▶ _WORK TO DO_: From the records below, pull each line that has "text".

▶ _LISTED ENTRIES_:
● ● ●
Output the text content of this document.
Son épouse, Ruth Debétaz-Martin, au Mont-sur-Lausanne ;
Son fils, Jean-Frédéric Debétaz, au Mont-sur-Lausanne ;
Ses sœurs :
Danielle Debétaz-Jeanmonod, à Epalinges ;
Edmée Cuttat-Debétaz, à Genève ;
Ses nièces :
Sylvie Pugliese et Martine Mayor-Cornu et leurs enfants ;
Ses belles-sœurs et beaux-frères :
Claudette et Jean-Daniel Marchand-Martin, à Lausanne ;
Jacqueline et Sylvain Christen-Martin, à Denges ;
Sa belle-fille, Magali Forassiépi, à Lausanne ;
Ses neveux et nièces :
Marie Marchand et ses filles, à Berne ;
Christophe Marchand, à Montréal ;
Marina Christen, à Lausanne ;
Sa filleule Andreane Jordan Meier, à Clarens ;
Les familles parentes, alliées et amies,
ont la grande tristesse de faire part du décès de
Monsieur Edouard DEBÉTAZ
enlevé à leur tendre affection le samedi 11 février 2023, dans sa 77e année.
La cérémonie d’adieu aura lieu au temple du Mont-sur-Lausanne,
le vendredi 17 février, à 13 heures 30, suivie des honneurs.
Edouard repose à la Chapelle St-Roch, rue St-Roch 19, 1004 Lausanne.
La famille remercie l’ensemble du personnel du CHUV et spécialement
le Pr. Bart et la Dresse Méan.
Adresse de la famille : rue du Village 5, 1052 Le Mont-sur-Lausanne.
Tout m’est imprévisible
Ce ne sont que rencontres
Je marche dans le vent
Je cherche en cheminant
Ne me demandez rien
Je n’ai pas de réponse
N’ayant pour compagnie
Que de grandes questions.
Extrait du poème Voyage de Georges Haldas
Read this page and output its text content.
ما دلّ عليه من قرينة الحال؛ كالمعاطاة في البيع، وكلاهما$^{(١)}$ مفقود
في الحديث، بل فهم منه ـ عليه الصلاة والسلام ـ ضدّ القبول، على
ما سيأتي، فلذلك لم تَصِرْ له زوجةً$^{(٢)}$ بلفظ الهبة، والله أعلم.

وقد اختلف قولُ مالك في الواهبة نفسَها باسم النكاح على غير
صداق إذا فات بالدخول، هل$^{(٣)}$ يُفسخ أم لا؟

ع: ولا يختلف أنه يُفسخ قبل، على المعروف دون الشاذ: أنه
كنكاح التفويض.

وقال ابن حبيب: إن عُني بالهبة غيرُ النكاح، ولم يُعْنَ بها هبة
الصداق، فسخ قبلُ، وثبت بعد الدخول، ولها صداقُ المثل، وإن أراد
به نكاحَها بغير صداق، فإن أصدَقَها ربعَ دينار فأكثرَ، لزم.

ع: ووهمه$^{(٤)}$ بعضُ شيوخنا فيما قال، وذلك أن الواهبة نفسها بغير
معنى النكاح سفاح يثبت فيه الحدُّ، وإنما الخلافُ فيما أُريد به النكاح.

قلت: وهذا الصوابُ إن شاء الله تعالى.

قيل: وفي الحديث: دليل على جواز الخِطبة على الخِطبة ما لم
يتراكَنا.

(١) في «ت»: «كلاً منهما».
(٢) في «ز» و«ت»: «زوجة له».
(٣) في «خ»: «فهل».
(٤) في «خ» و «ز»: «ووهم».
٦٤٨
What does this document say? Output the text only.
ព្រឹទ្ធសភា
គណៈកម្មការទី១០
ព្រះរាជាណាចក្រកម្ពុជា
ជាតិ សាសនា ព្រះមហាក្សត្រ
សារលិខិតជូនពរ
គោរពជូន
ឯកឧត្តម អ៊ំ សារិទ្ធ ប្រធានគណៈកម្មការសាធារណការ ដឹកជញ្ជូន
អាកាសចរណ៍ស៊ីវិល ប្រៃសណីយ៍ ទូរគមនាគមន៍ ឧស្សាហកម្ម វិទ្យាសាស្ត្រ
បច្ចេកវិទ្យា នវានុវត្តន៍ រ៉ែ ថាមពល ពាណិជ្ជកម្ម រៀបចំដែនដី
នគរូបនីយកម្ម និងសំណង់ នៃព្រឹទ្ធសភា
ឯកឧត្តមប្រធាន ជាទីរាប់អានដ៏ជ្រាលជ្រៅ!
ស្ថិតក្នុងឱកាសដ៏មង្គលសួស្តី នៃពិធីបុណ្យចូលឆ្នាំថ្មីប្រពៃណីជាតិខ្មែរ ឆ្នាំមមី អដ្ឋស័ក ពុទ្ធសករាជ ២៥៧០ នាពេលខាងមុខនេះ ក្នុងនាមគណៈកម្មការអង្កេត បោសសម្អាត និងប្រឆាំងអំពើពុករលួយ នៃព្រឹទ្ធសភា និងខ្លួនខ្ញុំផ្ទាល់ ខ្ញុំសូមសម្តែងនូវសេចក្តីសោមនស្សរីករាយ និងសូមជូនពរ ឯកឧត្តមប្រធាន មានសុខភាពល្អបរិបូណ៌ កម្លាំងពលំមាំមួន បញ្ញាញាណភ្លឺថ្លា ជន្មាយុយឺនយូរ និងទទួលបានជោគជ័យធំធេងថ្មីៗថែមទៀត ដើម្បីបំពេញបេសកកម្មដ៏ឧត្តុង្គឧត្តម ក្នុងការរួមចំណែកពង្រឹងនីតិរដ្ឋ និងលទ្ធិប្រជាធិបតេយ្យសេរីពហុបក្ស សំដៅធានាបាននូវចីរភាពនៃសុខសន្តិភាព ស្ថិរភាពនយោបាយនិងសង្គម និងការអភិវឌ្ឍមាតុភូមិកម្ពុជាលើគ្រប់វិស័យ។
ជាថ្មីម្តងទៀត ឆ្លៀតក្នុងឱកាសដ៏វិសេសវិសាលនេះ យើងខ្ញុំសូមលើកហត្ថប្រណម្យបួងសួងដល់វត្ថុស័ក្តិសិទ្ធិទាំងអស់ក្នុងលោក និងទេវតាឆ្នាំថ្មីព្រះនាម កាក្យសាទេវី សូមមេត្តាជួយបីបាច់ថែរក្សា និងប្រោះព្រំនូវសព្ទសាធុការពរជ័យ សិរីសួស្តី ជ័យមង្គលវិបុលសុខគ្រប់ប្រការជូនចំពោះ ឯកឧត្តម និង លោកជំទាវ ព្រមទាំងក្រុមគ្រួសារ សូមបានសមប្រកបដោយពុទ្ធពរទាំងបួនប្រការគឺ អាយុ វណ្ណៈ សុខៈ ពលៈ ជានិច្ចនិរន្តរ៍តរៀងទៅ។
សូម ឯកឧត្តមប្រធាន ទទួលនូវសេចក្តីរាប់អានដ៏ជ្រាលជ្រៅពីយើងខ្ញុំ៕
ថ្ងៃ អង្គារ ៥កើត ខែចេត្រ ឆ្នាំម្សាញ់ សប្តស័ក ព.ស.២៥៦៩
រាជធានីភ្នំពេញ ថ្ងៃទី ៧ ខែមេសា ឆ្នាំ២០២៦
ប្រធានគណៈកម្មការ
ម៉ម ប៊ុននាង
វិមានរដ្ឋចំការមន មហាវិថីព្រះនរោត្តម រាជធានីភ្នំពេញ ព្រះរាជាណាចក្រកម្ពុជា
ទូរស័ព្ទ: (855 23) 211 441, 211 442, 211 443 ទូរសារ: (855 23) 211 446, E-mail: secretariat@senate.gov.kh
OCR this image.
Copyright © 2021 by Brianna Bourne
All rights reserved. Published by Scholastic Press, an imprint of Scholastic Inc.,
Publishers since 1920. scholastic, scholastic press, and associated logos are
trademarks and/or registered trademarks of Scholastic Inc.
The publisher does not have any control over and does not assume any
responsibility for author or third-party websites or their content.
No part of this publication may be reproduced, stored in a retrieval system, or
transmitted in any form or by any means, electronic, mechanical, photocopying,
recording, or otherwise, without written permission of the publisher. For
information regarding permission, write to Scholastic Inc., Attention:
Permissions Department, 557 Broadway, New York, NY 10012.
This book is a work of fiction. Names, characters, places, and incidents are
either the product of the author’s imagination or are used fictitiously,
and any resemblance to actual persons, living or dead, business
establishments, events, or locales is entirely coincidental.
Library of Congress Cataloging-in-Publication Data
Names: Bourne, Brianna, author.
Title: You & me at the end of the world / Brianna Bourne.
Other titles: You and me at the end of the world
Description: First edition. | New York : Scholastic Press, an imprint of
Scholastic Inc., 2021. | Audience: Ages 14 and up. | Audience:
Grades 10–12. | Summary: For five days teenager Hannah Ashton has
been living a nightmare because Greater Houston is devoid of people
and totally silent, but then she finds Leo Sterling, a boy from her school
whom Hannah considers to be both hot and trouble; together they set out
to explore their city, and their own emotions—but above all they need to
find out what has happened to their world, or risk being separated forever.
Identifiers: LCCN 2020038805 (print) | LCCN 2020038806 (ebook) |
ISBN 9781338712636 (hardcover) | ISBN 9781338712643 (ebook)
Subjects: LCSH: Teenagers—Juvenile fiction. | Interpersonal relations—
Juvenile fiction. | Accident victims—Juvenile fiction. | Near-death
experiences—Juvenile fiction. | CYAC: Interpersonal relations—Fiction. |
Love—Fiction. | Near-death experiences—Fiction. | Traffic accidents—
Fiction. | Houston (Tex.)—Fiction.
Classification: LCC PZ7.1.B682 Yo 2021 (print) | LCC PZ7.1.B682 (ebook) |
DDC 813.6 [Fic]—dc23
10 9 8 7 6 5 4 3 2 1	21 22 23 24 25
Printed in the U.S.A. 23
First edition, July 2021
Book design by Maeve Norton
● ● ●
▶ _SOLVED EXERCISE_:
Output the text content of this document.
Read this page and output its text content.
What does this document say? Output the text only.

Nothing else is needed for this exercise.